Locate all lines with the word "ylabel" and copy them out.
--- start Records for this exercise ---
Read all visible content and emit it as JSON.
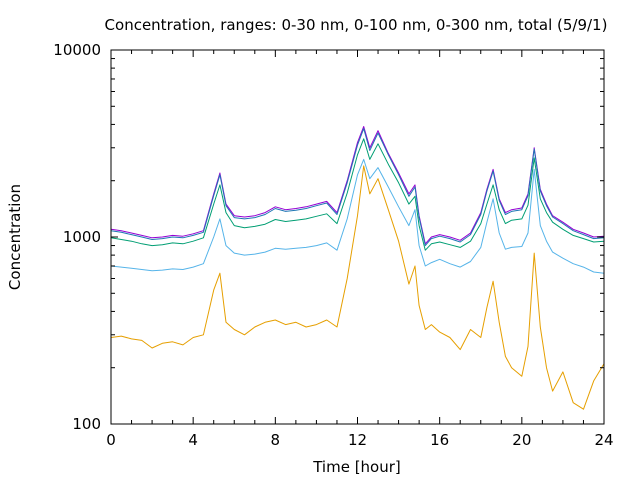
{
  "chart_data": {
    "type": "line",
    "title": "Concentration, ranges: 0-30 nm, 0-100 nm, 0-300 nm, total (5/9/1)",
    "xlabel": "Time [hour]",
    "ylabel": "Concentration",
    "xlim": [
      0,
      24
    ],
    "ylim": [
      100,
      10000
    ],
    "yscale": "log",
    "xticks": [
      0,
      4,
      8,
      12,
      16,
      20,
      24
    ],
    "yticks": [
      100,
      1000,
      10000
    ],
    "ytick_labels": [
      "100",
      "1000",
      "10000"
    ],
    "grid": false,
    "legend": "none",
    "x": [
      0,
      0.5,
      1,
      1.5,
      2,
      2.5,
      3,
      3.5,
      4,
      4.5,
      5,
      5.3,
      5.6,
      6,
      6.5,
      7,
      7.5,
      8,
      8.5,
      9,
      9.5,
      10,
      10.5,
      11,
      11.5,
      12,
      12.3,
      12.6,
      13,
      13.5,
      14,
      14.5,
      14.8,
      15,
      15.3,
      15.6,
      16,
      16.5,
      17,
      17.5,
      18,
      18.3,
      18.6,
      18.9,
      19.2,
      19.5,
      20,
      20.3,
      20.6,
      20.9,
      21.2,
      21.5,
      22,
      22.5,
      23,
      23.5,
      24
    ],
    "series": [
      {
        "color": "#9400d3",
        "values": [
          1100,
          1080,
          1050,
          1020,
          990,
          1000,
          1020,
          1010,
          1040,
          1080,
          1700,
          2200,
          1500,
          1300,
          1280,
          1300,
          1350,
          1450,
          1400,
          1420,
          1450,
          1500,
          1550,
          1350,
          2000,
          3200,
          3900,
          3000,
          3700,
          2800,
          2200,
          1700,
          1900,
          1300,
          920,
          1000,
          1030,
          1000,
          960,
          1050,
          1350,
          1800,
          2300,
          1600,
          1350,
          1400,
          1430,
          1700,
          3000,
          1800,
          1500,
          1300,
          1200,
          1100,
          1050,
          1000,
          1010
        ]
      },
      {
        "color": "#1f77b4",
        "values": [
          1080,
          1060,
          1030,
          1000,
          970,
          980,
          1000,
          990,
          1020,
          1060,
          1660,
          2150,
          1470,
          1270,
          1250,
          1270,
          1320,
          1420,
          1370,
          1390,
          1420,
          1470,
          1520,
          1320,
          1950,
          3100,
          3800,
          2900,
          3600,
          2750,
          2150,
          1650,
          1850,
          1270,
          900,
          980,
          1010,
          980,
          940,
          1030,
          1320,
          1760,
          2250,
          1570,
          1320,
          1370,
          1400,
          1660,
          2950,
          1760,
          1470,
          1280,
          1180,
          1080,
          1030,
          980,
          990
        ]
      },
      {
        "color": "#009e73",
        "values": [
          990,
          970,
          950,
          920,
          900,
          910,
          930,
          920,
          950,
          990,
          1500,
          1900,
          1350,
          1150,
          1120,
          1140,
          1170,
          1240,
          1210,
          1230,
          1250,
          1290,
          1330,
          1180,
          1720,
          2750,
          3350,
          2600,
          3150,
          2450,
          1950,
          1500,
          1650,
          1150,
          850,
          920,
          940,
          910,
          880,
          950,
          1180,
          1500,
          1900,
          1400,
          1180,
          1230,
          1250,
          1480,
          2650,
          1600,
          1350,
          1200,
          1100,
          1020,
          980,
          940,
          950
        ]
      },
      {
        "color": "#56b4e9",
        "values": [
          700,
          690,
          680,
          670,
          660,
          665,
          675,
          670,
          690,
          720,
          1000,
          1250,
          900,
          820,
          800,
          810,
          830,
          870,
          860,
          870,
          880,
          900,
          930,
          850,
          1250,
          2150,
          2600,
          2050,
          2350,
          1850,
          1450,
          1150,
          1400,
          900,
          700,
          730,
          760,
          720,
          690,
          740,
          880,
          1200,
          1600,
          1050,
          860,
          880,
          890,
          1050,
          2300,
          1150,
          950,
          830,
          770,
          720,
          690,
          650,
          640
        ]
      },
      {
        "color": "#e69f00",
        "values": [
          290,
          295,
          285,
          280,
          255,
          270,
          275,
          265,
          290,
          300,
          520,
          640,
          350,
          320,
          300,
          330,
          350,
          360,
          340,
          350,
          330,
          340,
          360,
          330,
          600,
          1300,
          2400,
          1700,
          2050,
          1400,
          950,
          560,
          700,
          430,
          320,
          340,
          310,
          290,
          250,
          320,
          290,
          420,
          580,
          350,
          230,
          200,
          180,
          260,
          820,
          330,
          200,
          150,
          190,
          130,
          120,
          170,
          210
        ]
      }
    ]
  }
}
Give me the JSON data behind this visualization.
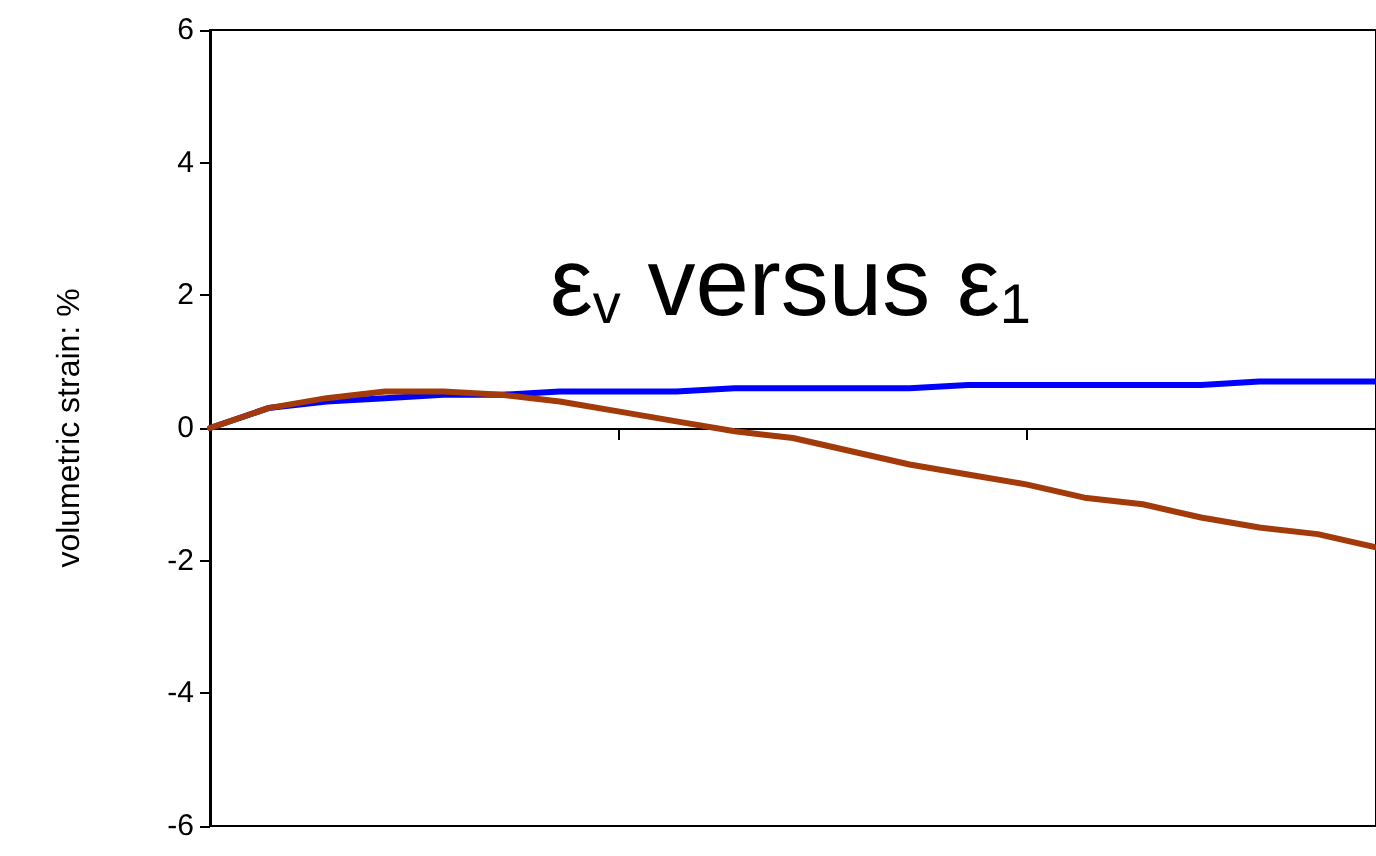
{
  "chart_data": {
    "type": "line",
    "ylabel": "volumetric strain: %",
    "annotations": [
      "ε$_{v}$ versus ε$_{1}$"
    ],
    "categories": [
      null,
      null,
      null,
      null,
      null,
      null,
      null,
      null,
      null,
      null,
      null,
      null,
      null,
      null,
      null,
      null,
      null,
      null,
      null,
      null,
      null
    ],
    "series": [
      {
        "color": "#0000ff",
        "values": [
          0,
          0.3,
          0.4,
          0.45,
          0.5,
          0.5,
          0.55,
          0.55,
          0.55,
          0.6,
          0.6,
          0.6,
          0.6,
          0.65,
          0.65,
          0.65,
          0.65,
          0.65,
          0.7,
          0.7,
          0.7
        ]
      },
      {
        "color": "#a33a0a",
        "values": [
          0,
          0.3,
          0.45,
          0.55,
          0.55,
          0.5,
          0.4,
          0.25,
          0.1,
          -0.05,
          -0.15,
          -0.35,
          -0.55,
          -0.7,
          -0.85,
          -1.05,
          -1.15,
          -1.35,
          -1.5,
          -1.6,
          -1.8
        ]
      }
    ],
    "ylim": [
      -6,
      6
    ],
    "yticks": [
      -6,
      -4,
      -2,
      0,
      2,
      4,
      6
    ],
    "tick_labels": "y",
    "marker": "none",
    "line_style": "solid"
  }
}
--- end Records for this exercise ---
#### Output for this task
    "ylabel": "Concentration",
    "ylabel": "volumetric strain: %",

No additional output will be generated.